Records from a dataset
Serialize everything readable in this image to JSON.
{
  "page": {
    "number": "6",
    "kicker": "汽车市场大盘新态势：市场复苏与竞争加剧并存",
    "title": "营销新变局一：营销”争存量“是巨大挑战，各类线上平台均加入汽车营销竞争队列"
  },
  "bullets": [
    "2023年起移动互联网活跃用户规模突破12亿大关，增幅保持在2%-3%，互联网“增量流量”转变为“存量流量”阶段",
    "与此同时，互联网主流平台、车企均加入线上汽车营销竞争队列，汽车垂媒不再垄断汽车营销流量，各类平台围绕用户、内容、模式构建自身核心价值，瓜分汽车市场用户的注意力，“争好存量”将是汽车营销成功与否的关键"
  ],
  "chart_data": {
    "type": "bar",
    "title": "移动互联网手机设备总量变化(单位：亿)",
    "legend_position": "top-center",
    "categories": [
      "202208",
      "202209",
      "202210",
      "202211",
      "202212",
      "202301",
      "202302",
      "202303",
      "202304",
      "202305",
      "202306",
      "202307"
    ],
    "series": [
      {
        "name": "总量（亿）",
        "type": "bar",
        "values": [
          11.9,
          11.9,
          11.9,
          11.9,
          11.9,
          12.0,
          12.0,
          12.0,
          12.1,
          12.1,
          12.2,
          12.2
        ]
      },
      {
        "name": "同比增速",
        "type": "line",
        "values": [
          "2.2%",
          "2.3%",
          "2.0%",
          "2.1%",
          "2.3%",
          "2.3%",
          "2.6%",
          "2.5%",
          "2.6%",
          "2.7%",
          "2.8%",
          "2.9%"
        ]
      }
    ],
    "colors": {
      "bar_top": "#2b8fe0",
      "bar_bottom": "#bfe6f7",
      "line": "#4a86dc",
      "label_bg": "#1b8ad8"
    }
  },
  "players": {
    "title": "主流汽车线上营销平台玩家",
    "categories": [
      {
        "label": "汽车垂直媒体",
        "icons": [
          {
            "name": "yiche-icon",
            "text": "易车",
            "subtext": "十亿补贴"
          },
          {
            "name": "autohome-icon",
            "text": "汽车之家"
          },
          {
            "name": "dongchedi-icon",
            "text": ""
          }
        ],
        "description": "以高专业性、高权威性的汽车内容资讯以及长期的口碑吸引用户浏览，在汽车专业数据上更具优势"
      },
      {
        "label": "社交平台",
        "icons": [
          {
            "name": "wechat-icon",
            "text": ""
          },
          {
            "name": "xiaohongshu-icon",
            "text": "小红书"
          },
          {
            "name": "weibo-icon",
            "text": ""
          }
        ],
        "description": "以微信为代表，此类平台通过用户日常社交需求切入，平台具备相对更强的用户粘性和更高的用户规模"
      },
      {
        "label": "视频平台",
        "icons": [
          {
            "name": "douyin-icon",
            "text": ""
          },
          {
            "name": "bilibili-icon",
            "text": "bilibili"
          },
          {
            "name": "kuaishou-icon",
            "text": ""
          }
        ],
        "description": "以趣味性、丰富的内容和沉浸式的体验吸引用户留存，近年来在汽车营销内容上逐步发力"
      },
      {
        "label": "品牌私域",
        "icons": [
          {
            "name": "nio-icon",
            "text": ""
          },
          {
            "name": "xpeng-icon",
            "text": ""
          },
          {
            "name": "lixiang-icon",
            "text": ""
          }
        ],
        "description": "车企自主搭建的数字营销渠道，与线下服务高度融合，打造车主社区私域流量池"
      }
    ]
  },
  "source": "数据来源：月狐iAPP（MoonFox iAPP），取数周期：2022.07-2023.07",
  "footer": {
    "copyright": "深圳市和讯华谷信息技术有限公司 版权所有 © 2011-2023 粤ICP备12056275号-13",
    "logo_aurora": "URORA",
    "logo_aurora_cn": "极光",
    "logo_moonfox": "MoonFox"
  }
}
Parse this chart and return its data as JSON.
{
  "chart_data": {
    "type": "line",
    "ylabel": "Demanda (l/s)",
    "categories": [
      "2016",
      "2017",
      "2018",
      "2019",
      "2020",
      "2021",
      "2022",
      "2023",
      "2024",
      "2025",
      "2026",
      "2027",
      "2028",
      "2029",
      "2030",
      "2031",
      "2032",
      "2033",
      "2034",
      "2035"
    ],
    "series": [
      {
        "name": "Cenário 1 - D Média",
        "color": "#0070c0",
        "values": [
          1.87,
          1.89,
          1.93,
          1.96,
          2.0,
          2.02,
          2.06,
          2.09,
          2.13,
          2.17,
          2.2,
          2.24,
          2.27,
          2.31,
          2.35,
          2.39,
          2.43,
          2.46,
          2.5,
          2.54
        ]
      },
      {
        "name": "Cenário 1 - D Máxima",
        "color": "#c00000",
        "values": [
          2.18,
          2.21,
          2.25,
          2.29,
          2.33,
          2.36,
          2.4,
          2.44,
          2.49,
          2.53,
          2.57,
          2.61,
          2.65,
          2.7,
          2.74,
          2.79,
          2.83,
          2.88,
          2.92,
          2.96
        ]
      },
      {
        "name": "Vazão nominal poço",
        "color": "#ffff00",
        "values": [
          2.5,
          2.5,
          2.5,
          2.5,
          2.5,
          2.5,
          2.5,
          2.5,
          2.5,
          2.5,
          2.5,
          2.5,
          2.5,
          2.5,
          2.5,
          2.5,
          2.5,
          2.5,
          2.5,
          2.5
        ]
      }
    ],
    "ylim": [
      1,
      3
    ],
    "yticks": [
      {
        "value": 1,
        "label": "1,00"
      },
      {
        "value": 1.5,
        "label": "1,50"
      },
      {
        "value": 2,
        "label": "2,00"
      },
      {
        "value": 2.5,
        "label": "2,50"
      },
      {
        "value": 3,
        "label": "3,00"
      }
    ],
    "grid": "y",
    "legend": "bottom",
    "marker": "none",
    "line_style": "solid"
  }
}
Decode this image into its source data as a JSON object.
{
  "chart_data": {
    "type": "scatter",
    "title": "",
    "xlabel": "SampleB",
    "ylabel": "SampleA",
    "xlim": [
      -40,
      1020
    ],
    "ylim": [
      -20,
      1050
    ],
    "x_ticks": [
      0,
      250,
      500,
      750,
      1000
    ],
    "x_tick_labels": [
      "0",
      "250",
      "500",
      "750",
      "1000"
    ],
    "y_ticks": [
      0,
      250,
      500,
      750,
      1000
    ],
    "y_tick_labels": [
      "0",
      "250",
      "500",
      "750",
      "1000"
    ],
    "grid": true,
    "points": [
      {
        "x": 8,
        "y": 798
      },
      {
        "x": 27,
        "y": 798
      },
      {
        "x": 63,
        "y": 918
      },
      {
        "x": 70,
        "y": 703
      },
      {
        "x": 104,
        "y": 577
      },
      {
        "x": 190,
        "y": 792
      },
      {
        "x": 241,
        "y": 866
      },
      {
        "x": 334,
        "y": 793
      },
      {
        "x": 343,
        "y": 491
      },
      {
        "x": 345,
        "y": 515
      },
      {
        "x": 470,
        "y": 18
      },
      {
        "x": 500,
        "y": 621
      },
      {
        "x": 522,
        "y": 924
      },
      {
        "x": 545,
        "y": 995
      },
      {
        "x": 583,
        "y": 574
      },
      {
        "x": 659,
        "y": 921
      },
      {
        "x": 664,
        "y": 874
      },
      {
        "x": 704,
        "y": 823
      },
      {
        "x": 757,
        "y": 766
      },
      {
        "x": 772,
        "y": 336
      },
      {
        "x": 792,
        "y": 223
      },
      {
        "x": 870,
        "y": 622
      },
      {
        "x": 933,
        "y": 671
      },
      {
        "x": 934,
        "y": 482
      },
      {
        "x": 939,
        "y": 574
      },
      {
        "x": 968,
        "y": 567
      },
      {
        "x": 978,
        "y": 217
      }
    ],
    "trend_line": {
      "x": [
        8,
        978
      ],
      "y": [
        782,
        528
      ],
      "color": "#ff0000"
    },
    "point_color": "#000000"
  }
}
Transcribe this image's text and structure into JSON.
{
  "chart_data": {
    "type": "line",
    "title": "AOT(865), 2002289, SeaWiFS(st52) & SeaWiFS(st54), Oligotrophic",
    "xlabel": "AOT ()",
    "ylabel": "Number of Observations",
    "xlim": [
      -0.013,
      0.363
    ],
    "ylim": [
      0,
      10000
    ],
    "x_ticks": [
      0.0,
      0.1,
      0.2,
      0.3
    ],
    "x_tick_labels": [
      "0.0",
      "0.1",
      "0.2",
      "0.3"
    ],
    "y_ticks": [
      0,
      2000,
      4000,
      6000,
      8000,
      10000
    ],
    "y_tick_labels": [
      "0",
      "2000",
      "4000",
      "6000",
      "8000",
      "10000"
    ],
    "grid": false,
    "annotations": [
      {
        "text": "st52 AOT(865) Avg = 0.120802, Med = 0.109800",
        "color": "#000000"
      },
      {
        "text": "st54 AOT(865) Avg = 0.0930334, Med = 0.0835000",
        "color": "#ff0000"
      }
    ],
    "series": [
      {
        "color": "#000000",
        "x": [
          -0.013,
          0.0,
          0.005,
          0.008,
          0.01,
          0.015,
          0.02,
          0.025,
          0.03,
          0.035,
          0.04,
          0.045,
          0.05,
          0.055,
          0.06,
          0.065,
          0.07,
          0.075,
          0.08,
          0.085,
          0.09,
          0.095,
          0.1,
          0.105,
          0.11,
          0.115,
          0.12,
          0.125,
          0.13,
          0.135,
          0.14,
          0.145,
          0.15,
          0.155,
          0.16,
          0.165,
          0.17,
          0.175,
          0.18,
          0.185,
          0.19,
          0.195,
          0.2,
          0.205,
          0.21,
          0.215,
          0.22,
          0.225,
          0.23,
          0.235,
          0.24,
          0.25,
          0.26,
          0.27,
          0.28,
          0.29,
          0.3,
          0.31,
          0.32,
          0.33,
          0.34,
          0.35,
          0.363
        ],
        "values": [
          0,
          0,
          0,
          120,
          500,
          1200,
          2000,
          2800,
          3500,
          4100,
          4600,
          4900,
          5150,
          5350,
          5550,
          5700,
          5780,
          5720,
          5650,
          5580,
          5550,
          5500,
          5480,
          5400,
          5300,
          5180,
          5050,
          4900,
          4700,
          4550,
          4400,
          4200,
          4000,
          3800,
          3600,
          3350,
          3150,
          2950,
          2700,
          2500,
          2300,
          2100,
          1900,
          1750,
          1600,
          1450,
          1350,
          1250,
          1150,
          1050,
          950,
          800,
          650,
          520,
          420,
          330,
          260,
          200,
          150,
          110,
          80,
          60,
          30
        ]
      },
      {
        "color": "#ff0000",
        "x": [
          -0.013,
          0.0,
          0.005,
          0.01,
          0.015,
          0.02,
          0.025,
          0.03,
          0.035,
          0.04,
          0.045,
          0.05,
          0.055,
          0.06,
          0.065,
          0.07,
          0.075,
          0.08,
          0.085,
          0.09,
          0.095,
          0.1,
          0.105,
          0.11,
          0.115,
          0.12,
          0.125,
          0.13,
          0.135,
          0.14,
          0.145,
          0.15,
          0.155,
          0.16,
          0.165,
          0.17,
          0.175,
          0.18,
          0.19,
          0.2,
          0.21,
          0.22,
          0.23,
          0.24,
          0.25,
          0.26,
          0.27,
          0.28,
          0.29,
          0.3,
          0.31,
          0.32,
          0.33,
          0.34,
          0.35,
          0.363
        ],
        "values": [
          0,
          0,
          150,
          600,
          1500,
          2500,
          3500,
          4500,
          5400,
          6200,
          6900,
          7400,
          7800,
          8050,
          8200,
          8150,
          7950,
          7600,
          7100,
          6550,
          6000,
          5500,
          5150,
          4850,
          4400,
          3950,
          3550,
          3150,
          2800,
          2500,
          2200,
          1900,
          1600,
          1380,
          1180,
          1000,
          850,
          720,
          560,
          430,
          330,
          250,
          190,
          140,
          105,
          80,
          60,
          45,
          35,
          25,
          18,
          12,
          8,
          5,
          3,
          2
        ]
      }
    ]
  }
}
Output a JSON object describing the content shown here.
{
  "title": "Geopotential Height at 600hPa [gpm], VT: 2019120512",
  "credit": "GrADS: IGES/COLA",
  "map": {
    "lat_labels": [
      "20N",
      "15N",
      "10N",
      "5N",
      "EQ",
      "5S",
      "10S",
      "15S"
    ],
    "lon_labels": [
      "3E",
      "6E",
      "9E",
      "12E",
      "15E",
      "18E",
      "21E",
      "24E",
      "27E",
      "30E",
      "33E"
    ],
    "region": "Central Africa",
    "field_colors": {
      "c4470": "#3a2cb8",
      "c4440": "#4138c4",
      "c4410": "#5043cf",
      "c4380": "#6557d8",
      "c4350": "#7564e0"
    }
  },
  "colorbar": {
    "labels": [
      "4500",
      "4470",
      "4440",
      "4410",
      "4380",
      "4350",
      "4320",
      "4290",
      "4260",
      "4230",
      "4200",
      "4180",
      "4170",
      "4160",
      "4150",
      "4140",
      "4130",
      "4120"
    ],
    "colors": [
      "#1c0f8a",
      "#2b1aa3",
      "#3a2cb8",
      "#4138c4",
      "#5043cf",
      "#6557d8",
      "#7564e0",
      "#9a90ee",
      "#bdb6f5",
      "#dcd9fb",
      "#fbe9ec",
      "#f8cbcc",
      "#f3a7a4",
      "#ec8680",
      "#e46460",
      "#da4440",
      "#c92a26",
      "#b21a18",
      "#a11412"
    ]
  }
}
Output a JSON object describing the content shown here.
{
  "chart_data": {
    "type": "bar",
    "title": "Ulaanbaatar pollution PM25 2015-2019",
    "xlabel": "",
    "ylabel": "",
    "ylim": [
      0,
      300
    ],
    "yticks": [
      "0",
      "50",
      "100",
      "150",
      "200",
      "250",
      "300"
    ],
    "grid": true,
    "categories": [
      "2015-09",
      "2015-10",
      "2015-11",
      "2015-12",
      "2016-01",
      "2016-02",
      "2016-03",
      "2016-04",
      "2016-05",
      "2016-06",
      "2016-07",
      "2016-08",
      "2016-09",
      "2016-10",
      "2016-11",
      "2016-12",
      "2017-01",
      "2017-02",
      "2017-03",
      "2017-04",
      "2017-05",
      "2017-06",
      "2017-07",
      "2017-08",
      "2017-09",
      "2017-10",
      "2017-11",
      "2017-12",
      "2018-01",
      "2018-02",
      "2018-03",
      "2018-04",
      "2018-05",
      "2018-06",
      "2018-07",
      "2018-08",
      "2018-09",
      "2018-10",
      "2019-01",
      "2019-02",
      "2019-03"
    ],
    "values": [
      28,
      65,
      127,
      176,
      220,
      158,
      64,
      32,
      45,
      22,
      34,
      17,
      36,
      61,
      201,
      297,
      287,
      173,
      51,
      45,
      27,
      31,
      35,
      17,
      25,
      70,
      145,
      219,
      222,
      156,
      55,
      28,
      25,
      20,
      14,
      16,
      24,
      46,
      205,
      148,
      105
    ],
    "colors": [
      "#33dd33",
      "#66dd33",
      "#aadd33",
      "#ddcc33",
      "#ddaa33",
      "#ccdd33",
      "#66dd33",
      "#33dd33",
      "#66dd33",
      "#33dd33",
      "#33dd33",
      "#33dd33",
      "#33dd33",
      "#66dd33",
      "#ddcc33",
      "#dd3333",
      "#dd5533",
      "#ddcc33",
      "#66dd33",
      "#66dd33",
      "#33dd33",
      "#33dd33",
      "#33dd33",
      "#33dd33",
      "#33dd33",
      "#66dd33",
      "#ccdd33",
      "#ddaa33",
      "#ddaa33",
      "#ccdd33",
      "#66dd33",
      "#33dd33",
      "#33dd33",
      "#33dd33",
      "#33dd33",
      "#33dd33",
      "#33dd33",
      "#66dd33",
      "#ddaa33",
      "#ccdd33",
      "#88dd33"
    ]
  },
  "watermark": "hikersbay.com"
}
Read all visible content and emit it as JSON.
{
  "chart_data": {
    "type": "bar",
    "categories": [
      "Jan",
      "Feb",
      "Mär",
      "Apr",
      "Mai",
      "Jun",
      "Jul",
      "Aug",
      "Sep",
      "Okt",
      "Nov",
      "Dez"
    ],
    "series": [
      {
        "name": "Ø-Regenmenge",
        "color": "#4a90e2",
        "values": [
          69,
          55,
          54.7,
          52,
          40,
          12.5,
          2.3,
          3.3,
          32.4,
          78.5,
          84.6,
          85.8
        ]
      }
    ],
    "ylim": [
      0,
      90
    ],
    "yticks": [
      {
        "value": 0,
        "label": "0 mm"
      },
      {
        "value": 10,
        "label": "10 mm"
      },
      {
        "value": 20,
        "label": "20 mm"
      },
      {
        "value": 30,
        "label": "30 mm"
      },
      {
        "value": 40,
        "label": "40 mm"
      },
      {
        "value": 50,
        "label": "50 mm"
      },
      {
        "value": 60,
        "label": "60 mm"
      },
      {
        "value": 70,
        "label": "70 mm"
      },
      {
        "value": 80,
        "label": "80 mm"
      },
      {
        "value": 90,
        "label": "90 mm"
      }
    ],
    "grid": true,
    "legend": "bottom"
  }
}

_Task_.
Pick out the lines above that hold the string "description" and show them.

_Response to the task_.
        "description": "以高专业性、高权威性的汽车内容资讯以及长期的口碑吸引用户浏览，在汽车专业数据上更具优势"
        "description": "以微信为代表，此类平台通过用户日常社交需求切入，平台具备相对更强的用户粘性和更高的用户规模"
        "description": "以趣味性、丰富的内容和沉浸式的体验吸引用户留存，近年来在汽车营销内容上逐步发力"
        "description": "车企自主搭建的数字营销渠道，与线下服务高度融合，打造车主社区私域流量池"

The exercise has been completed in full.